### Bloc de texte
▽
21/09/2011
Précision.
Dans mon article sur « violence en vitrine » j’émets effectivement un point de vue sur la vente des armes de guerre factices parce que je m’interroge sur la motivation qui peut pousser une personne à posséder ce type d’objet. Je précise pour éviter toute ambiguïté, que j’ai moi aussi comme la plupart des petits garçons joué à la « petite guerre » en utilisant, à l’époque des pistolets en bois. J’ai également trouvé sous le sapin de noël une panoplie de « kit Carson » et je ne suis pas pour autant devenu un dangereux malfaiteur.
Je ne discute pas aux adultes que cela amuse, la possibilité de pratiquer leurs jeux guerriers. Je ne me prononce donc pas contre la vente de ces armes, je dis simplement que leur exposition en vitrine me parait de nature à troubler un certain nombre de personnes et tout particulièrement les enfants. Qu’à ce titre elle constitue une forme d’agression.
Je lis dans les commentaires que cette vitrine peut être assimilée à une simple vitrine d’armurerie. Je ne le pense pas car pour moi il y a une différence entre une arme de chasse et une arme de guerre, même si cette arme de chasse peut elle aussi tuer un être humain, ce n’est pas sa finalité « normale ».
Je n’ai pas pour habitude de commenter les commentaires et si je m’exprime une seconde fois sur ce sujet, c’est que je souhaite bien préciser que mon intervention visait uniquement l’exposition en vitrine de cet arsenal guerrier.
△
### Liste des entrées
▽
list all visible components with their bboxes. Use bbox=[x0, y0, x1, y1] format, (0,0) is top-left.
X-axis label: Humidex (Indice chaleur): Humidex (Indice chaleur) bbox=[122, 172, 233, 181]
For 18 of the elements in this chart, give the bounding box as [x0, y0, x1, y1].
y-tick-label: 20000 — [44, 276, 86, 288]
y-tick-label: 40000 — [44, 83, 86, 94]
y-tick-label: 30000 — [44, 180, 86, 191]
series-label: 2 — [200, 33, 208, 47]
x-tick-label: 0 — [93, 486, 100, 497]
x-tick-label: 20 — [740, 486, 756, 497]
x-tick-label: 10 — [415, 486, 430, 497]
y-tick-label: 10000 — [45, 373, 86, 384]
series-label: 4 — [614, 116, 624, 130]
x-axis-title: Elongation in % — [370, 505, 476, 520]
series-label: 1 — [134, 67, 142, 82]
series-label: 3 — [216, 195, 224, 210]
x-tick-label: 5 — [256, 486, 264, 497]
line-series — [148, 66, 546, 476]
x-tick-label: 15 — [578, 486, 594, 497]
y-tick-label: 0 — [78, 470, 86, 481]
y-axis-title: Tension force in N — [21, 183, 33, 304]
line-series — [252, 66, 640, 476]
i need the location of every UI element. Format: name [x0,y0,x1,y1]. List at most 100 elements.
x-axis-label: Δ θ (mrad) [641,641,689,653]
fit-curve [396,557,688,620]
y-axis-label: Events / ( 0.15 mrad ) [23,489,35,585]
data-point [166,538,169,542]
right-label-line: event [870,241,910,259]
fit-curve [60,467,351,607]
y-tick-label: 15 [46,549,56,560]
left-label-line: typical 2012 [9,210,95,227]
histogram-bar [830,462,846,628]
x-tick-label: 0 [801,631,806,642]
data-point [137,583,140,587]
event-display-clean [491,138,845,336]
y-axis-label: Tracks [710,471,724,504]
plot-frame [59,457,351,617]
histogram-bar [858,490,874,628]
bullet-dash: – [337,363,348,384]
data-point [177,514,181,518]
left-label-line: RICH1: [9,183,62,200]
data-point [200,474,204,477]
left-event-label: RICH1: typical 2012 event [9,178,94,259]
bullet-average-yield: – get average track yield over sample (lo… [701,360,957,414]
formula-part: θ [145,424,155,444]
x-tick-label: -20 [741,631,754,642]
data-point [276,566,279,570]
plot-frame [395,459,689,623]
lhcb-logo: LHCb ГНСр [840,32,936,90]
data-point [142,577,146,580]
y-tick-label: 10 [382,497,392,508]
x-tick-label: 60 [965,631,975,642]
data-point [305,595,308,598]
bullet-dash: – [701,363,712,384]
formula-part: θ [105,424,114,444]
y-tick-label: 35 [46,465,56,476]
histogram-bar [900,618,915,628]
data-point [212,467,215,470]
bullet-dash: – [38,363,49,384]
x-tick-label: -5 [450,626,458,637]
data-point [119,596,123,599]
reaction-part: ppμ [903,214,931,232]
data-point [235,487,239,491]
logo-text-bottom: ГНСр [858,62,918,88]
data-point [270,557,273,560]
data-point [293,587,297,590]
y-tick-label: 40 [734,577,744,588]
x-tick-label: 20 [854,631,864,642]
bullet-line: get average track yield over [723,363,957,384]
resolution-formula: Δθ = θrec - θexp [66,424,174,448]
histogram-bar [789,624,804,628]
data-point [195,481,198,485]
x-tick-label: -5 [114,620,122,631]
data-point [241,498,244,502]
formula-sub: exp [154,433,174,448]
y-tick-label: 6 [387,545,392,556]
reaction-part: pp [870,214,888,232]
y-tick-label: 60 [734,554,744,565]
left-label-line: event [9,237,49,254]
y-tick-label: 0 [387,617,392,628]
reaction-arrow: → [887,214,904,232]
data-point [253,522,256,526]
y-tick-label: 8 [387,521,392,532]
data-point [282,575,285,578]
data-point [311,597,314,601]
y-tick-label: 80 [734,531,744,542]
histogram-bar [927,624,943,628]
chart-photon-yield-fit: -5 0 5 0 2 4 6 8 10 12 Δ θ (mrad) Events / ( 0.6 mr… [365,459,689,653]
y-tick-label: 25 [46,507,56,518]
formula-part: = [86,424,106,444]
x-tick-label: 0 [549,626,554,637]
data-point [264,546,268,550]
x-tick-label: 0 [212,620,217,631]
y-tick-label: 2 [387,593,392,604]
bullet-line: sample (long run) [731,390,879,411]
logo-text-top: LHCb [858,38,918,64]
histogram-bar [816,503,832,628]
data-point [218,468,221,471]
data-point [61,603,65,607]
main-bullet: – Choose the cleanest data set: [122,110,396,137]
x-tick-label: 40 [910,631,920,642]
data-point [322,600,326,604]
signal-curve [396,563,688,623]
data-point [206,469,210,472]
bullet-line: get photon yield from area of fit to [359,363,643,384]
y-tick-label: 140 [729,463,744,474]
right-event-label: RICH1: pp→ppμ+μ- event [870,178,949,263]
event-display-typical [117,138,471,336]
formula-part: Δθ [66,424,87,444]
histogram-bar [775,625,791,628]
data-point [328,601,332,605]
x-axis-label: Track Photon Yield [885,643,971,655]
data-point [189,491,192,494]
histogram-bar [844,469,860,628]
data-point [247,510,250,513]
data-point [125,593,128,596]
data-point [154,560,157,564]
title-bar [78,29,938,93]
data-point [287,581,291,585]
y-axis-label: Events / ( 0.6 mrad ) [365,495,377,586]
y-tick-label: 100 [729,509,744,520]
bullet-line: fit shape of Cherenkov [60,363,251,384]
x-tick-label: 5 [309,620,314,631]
△
### Exercice A
Mettez à jour le passage du billet sur les armes factices en vitrine qui s'ouvre sur les mots « Je lis dans » et se termine par « cet arsenal guerrier. », en remplaçant « arme de chasse » par « arme de sport ».
### Exercice B
Traduisez en anglais cette phrase du billet sur les armes factices en vitrine : « Je lis dans les commentaires que cette vitrine peut être assimilée à une simple vitrine d’armurerie. »
### Exercice C
D'après le billet sur les armes factices en vitrine, qu'est-ce que l'auteur a trouvé sous le sapin de Noël ?

### Réponse A
Je lis dans les commentaires que cette vitrine peut être assimilée à une simple vitrine d’armurerie. Je ne le pense pas car pour moi il y a une différence entre une arme de sport et une arme de guerre, même si cette arme de sport peut elle aussi tuer un être humain, ce n’est pas sa finalité « normale ».
Je n’ai pas pour habitude de commenter les commentaires et si je m’exprime une seconde fois sur ce sujet, c’est que je souhaite bien préciser que mon intervention visait uniquement l’exposition en vitrine de cet arsenal guerrier.

### Réponse B
I read in the comments that this shop window can be likened to an ordinary gun shop window.

### Réponse C
Une panoplie de « kit Carson ».